→ What is expected:
Determine the number of lines in these entries that hold the word "Median". Give the number and nothing more.
#####
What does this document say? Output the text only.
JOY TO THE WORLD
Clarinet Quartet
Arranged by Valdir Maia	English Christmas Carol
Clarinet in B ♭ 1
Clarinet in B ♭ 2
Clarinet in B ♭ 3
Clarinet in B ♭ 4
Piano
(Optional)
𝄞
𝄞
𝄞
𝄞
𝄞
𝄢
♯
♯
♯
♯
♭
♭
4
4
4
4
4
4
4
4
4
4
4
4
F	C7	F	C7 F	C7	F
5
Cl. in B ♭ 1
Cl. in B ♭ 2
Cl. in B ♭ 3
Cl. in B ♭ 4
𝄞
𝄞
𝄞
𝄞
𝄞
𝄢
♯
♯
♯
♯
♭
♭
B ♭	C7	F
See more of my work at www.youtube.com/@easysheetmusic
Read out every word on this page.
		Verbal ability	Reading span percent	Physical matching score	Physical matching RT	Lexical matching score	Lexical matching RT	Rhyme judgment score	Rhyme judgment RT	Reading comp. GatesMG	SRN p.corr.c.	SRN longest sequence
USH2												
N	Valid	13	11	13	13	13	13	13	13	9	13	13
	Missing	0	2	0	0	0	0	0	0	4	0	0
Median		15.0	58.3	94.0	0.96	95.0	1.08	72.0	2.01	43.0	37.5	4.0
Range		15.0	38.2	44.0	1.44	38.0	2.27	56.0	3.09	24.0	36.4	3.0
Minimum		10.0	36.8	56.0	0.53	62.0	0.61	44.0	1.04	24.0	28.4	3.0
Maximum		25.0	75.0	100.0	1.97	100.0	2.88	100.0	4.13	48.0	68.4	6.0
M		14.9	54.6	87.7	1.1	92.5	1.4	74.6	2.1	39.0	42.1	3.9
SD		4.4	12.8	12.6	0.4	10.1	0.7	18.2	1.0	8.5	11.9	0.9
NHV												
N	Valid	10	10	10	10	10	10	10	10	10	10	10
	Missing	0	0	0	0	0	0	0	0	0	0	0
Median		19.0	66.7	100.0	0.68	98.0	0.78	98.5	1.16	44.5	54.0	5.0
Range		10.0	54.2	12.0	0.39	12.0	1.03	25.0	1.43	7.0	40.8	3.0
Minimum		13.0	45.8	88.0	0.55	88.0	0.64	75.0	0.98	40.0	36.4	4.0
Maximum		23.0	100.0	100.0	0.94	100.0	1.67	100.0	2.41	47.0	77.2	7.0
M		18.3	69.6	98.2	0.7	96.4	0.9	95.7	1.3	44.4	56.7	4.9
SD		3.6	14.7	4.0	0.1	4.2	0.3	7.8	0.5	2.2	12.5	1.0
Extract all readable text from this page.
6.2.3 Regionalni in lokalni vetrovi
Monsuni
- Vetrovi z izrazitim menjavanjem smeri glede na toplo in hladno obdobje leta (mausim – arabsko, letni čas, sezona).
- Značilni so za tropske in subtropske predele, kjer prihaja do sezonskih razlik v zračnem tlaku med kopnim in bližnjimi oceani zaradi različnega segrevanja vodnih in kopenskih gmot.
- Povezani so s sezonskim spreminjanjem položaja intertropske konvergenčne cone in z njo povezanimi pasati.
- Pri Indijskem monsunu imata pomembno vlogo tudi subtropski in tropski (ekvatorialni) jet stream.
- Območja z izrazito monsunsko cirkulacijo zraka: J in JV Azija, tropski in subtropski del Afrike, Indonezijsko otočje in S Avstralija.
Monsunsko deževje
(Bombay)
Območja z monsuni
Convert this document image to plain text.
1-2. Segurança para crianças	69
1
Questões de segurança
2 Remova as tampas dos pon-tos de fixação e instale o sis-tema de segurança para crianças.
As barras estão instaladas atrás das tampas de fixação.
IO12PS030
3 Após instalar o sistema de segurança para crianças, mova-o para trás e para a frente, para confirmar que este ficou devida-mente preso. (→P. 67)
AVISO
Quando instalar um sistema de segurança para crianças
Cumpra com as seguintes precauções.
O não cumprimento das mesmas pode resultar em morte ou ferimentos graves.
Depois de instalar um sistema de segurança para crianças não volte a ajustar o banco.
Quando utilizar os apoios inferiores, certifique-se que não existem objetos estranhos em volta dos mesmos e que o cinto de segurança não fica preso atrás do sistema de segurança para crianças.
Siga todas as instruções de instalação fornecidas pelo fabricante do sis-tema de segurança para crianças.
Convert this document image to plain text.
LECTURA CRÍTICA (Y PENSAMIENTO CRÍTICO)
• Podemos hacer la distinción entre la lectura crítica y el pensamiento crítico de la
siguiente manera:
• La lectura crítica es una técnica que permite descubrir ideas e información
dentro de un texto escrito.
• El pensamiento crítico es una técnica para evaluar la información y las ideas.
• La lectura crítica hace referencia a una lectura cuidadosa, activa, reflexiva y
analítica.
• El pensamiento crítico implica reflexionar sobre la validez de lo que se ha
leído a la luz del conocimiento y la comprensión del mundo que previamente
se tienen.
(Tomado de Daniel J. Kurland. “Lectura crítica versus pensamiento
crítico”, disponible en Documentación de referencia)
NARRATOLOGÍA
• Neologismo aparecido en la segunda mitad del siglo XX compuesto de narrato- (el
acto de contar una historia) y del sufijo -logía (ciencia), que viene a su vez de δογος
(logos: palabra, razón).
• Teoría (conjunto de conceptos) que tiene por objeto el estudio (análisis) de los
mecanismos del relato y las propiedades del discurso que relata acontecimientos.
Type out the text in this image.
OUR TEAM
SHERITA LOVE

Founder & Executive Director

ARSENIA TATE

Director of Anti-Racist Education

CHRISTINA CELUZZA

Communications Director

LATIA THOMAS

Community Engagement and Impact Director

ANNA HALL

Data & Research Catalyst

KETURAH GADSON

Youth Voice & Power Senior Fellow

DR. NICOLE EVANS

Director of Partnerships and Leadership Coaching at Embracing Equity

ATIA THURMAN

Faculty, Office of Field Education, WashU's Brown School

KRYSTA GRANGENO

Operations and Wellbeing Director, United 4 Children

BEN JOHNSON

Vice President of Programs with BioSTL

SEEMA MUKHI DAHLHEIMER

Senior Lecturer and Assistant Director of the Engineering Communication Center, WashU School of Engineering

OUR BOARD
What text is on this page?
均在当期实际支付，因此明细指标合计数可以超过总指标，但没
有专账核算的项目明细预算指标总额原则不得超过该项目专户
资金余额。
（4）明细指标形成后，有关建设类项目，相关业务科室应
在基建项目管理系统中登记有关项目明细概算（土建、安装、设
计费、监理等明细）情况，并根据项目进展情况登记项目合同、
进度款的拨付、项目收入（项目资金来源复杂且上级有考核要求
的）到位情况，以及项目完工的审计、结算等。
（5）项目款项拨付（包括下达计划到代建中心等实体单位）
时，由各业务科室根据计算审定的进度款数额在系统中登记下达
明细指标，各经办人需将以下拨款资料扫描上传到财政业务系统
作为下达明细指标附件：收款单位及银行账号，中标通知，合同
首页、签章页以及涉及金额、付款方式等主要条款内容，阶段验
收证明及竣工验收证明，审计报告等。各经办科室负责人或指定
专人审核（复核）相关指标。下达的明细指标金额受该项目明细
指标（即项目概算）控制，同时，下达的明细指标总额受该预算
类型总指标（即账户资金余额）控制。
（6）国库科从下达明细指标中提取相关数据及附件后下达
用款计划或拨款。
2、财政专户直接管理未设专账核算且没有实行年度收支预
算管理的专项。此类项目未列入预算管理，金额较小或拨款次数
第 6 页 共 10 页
#####
→ The output:
2